• [Dataset records]:

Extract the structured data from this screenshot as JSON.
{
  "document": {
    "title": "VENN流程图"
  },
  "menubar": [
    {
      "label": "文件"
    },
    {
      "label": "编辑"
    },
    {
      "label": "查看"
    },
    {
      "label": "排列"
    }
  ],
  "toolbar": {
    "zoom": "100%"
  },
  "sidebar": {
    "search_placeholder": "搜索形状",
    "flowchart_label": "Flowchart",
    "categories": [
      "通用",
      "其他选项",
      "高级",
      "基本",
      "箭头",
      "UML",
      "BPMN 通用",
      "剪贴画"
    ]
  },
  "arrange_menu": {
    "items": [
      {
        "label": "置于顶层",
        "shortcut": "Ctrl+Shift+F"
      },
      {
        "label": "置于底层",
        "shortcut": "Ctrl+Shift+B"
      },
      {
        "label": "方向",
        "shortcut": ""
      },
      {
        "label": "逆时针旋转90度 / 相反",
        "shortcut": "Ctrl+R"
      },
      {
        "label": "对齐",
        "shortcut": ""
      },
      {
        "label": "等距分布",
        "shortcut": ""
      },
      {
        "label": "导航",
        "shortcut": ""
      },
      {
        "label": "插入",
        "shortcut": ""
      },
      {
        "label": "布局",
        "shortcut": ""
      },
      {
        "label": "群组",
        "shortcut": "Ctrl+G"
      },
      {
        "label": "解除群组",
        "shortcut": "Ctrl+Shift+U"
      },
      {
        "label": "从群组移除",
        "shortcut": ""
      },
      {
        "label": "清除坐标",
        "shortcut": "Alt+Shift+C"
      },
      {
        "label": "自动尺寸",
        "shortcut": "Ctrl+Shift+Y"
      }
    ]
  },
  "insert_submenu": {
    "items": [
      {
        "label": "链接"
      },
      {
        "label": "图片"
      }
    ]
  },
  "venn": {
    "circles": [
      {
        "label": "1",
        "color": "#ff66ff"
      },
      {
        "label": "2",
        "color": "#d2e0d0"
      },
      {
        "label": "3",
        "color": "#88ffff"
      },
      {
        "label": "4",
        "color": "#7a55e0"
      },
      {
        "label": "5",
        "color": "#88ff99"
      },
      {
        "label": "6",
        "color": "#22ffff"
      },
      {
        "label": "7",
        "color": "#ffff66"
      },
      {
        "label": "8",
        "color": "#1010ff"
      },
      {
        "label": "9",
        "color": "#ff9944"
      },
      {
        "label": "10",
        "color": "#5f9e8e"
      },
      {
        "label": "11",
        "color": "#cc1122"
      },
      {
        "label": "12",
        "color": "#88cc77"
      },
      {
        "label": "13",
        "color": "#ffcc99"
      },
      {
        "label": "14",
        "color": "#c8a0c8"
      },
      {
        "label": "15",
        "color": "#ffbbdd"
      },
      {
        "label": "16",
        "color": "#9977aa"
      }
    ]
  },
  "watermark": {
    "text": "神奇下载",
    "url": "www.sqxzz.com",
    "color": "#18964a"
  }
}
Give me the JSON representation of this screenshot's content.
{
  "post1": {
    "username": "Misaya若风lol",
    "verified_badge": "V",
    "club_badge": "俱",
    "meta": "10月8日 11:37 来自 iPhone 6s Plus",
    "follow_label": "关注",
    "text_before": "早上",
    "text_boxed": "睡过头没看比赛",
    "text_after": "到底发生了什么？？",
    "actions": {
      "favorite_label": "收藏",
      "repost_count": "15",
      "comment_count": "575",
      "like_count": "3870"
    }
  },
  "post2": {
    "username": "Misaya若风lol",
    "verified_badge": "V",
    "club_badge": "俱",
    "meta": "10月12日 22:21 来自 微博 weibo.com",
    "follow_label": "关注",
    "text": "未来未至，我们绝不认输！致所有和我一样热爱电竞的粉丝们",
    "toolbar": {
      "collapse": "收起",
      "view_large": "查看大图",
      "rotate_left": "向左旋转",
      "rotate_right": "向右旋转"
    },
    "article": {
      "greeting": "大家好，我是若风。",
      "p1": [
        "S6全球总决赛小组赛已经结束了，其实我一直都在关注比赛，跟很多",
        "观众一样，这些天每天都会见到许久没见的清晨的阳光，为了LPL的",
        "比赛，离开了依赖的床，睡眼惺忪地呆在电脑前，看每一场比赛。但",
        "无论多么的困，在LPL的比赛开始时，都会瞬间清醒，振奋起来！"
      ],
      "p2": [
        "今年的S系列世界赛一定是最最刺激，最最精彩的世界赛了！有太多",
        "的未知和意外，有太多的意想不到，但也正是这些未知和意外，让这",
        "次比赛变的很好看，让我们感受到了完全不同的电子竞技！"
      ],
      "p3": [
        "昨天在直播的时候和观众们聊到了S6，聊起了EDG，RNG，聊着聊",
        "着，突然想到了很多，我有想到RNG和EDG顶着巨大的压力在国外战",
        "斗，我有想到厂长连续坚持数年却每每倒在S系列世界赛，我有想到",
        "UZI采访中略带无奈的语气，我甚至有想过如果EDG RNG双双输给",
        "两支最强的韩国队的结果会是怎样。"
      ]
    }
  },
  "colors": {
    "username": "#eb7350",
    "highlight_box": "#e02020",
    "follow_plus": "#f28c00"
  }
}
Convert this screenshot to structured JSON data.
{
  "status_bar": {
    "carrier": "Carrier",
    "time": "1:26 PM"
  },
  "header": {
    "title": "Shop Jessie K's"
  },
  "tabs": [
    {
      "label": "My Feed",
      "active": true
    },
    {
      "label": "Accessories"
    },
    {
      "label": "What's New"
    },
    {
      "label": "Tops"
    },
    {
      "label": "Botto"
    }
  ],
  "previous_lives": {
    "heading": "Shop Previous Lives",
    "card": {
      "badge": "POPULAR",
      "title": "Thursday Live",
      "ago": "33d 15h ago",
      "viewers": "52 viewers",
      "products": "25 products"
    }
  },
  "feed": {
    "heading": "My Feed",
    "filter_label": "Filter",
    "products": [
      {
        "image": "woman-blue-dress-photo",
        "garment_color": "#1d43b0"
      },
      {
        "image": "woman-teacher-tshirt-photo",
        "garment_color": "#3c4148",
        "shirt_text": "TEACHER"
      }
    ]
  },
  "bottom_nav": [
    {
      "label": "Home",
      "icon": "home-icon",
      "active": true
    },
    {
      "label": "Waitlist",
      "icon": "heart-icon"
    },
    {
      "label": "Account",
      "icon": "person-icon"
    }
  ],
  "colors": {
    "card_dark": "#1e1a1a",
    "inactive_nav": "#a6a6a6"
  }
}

• [What the task requires]: Identify the lines of the data that contain the word "this". Copy each of them.

• [Result]:
Extract the structured data from this screenshot as JSON.
Give me the JSON representation of this screenshot's content.
Convert this screenshot to structured JSON data.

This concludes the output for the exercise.